┏━━

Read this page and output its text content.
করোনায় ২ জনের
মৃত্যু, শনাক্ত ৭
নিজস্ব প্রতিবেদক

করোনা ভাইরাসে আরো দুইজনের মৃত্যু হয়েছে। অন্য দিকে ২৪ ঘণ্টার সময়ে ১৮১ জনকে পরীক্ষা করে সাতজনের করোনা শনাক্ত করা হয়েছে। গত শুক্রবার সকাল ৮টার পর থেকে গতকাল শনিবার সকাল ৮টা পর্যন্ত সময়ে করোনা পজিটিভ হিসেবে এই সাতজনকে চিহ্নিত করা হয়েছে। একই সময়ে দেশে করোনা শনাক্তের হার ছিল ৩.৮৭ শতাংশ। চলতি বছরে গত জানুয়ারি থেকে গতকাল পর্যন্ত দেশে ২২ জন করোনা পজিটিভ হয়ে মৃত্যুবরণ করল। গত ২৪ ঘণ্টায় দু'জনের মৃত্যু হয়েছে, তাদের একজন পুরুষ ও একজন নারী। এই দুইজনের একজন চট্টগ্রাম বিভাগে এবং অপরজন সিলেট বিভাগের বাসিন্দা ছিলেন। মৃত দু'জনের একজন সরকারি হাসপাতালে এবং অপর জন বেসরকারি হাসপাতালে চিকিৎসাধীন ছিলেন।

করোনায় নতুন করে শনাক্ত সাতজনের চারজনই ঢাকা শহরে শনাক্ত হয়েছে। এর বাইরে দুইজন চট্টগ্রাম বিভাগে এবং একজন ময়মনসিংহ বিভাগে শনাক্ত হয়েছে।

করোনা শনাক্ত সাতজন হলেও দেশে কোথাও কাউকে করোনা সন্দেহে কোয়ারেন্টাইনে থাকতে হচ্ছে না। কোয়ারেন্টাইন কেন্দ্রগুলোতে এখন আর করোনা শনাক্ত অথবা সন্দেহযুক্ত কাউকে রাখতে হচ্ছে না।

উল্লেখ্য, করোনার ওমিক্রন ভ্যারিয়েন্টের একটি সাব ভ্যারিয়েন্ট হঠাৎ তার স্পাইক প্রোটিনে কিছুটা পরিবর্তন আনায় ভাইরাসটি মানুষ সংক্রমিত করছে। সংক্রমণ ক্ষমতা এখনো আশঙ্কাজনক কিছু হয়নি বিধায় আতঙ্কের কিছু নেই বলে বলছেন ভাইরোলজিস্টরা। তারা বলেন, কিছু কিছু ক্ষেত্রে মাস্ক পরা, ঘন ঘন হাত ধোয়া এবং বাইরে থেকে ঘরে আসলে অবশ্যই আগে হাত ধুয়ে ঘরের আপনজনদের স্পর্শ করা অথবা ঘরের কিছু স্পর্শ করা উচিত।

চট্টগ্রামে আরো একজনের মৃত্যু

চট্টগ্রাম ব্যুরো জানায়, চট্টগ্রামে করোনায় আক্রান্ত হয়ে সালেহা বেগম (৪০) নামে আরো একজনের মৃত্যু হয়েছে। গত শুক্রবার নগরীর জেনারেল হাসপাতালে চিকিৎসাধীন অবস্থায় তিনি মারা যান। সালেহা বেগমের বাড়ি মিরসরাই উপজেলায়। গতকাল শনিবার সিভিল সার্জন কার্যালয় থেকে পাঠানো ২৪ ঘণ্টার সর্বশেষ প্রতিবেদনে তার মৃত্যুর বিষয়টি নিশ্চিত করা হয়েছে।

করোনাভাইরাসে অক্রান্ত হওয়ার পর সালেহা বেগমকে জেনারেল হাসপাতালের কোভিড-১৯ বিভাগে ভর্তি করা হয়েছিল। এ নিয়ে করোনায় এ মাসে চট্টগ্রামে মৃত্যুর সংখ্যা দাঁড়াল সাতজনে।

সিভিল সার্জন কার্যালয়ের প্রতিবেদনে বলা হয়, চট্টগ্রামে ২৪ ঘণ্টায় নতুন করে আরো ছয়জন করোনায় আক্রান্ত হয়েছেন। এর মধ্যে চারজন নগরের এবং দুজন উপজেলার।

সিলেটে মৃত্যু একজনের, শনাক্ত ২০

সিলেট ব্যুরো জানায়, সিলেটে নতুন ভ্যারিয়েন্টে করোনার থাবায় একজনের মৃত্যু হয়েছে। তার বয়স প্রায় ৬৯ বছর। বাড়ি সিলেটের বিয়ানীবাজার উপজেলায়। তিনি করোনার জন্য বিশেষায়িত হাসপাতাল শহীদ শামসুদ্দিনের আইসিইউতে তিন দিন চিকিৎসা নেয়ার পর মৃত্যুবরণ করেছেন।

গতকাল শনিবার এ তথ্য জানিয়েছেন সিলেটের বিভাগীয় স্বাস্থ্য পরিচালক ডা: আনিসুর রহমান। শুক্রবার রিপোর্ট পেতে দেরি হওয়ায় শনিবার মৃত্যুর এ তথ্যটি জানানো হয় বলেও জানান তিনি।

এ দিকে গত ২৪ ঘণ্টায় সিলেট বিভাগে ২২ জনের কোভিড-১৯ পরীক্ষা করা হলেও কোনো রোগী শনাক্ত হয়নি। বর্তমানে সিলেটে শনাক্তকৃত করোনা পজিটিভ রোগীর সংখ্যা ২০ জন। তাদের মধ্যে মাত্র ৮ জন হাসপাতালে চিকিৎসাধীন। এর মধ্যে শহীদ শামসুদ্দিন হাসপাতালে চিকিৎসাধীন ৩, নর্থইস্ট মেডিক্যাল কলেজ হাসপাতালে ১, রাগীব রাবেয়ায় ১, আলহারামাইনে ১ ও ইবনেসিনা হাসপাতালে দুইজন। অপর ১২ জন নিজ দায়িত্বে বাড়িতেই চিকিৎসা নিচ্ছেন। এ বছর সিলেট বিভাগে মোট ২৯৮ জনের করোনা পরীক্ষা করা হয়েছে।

┗━━

Print out the whole listing exactly as it appears.

Read this page and output its text content.
করোনায় ২ জনের
মৃত্যু, শনাক্ত ৭
নিজস্ব প্রতিবেদক

করোনা ভাইরাসে আরো দুইজনের মৃত্যু হয়েছে। অন্য দিকে ২৪ ঘণ্টার সময়ে ১৮১ জনকে পরীক্ষা করে সাতজনের করোনা শনাক্ত করা হয়েছে। গত শুক্রবার সকাল ৮টার পর থেকে গতকাল শনিবার সকাল ৮টা পর্যন্ত সময়ে করোনা পজিটিভ হিসেবে এই সাতজনকে চিহ্নিত করা হয়েছে। একই সময়ে দেশে করোনা শনাক্তের হার ছিল ৩.৮৭ শতাংশ। চলতি বছরে গত জানুয়ারি থেকে গতকাল পর্যন্ত দেশে ২২ জন করোনা পজিটিভ হয়ে মৃত্যুবরণ করল। গত ২৪ ঘণ্টায় দু'জনের মৃত্যু হয়েছে, তাদের একজন পুরুষ ও একজন নারী। এই দুইজনের একজন চট্টগ্রাম বিভাগে এবং অপরজন সিলেট বিভাগের বাসিন্দা ছিলেন। মৃত দু'জনের একজন সরকারি হাসপাতালে এবং অপর জন বেসরকারি হাসপাতালে চিকিৎসাধীন ছিলেন।

করোনায় নতুন করে শনাক্ত সাতজনের চারজনই ঢাকা শহরে শনাক্ত হয়েছে। এর বাইরে দুইজন চট্টগ্রাম বিভাগে এবং একজন ময়মনসিংহ বিভাগে শনাক্ত হয়েছে।

করোনা শনাক্ত সাতজন হলেও দেশে কোথাও কাউকে করোনা সন্দেহে কোয়ারেন্টাইনে থাকতে হচ্ছে না। কোয়ারেন্টাইন কেন্দ্রগুলোতে এখন আর করোনা শনাক্ত অথবা সন্দেহযুক্ত কাউকে রাখতে হচ্ছে না।

উল্লেখ্য, করোনার ওমিক্রন ভ্যারিয়েন্টের একটি সাব ভ্যারিয়েন্ট হঠাৎ তার স্পাইক প্রোটিনে কিছুটা পরিবর্তন আনায় ভাইরাসটি মানুষ সংক্রমিত করছে। সংক্রমণ ক্ষমতা এখনো আশঙ্কাজনক কিছু হয়নি বিধায় আতঙ্কের কিছু নেই বলে বলছেন ভাইরোলজিস্টরা। তারা বলেন, কিছু কিছু ক্ষেত্রে মাস্ক পরা, ঘন ঘন হাত ধোয়া এবং বাইরে থেকে ঘরে আসলে অবশ্যই আগে হাত ধুয়ে ঘরের আপনজনদের স্পর্শ করা অথবা ঘরের কিছু স্পর্শ করা উচিত।

চট্টগ্রামে আরো একজনের মৃত্যু

চট্টগ্রাম ব্যুরো জানায়, চট্টগ্রামে করোনায় আক্রান্ত হয়ে সালেহা বেগম (৪০) নামে আরো একজনের মৃত্যু হয়েছে। গত শুক্রবার নগরীর জেনারেল হাসপাতালে চিকিৎসাধীন অবস্থায় তিনি মারা যান। সালেহা বেগমের বাড়ি মিরসরাই উপজেলায়। গতকাল শনিবার সিভিল সার্জন কার্যালয় থেকে পাঠানো ২৪ ঘণ্টার সর্বশেষ প্রতিবেদনে তার মৃত্যুর বিষয়টি নিশ্চিত করা হয়েছে।

করোনাভাইরাসে অক্রান্ত হওয়ার পর সালেহা বেগমকে জেনারেল হাসপাতালের কোভিড-১৯ বিভাগে ভর্তি করা হয়েছিল। এ নিয়ে করোনায় এ মাসে চট্টগ্রামে মৃত্যুর সংখ্যা দাঁড়াল সাতজনে।

সিভিল সার্জন কার্যালয়ের প্রতিবেদনে বলা হয়, চট্টগ্রামে ২৪ ঘণ্টায় নতুন করে আরো ছয়জন করোনায় আক্রান্ত হয়েছেন। এর মধ্যে চারজন নগরের এবং দুজন উপজেলার।

সিলেটে মৃত্যু একজনের, শনাক্ত ২০

সিলেট ব্যুরো জানায়, সিলেটে নতুন ভ্যারিয়েন্টে করোনার থাবায় একজনের মৃত্যু হয়েছে। তার বয়স প্রায় ৬৯ বছর। বাড়ি সিলেটের বিয়ানীবাজার উপজেলায়। তিনি করোনার জন্য বিশেষায়িত হাসপাতাল শহীদ শামসুদ্দিনের আইসিইউতে তিন দিন চিকিৎসা নেয়ার পর মৃত্যুবরণ করেছেন।

গতকাল শনিবার এ তথ্য জানিয়েছেন সিলেটের বিভাগীয় স্বাস্থ্য পরিচালক ডা: আনিসুর রহমান। শুক্রবার রিপোর্ট পেতে দেরি হওয়ায় শনিবার মৃত্যুর এ তথ্যটি জানানো হয় বলেও জানান তিনি।

এ দিকে গত ২৪ ঘণ্টায় সিলেট বিভাগে ২২ জনের কোভিড-১৯ পরীক্ষা করা হলেও কোনো রোগী শনাক্ত হয়নি। বর্তমানে সিলেটে শনাক্তকৃত করোনা পজিটিভ রোগীর সংখ্যা ২০ জন। তাদের মধ্যে মাত্র ৮ জন হাসপাতালে চিকিৎসাধীন। এর মধ্যে শহীদ শামসুদ্দিন হাসপাতালে চিকিৎসাধীন ৩, নর্থইস্ট মেডিক্যাল কলেজ হাসপাতালে ১, রাগীব রাবেয়ায় ১, আলহারামাইনে ১ ও ইবনেসিনা হাসপাতালে দুইজন। অপর ১২ জন নিজ দায়িত্বে বাড়িতেই চিকিৎসা নিচ্ছেন। এ বছর সিলেট বিভাগে মোট ২৯৮ জনের করোনা পরীক্ষা করা হয়েছে।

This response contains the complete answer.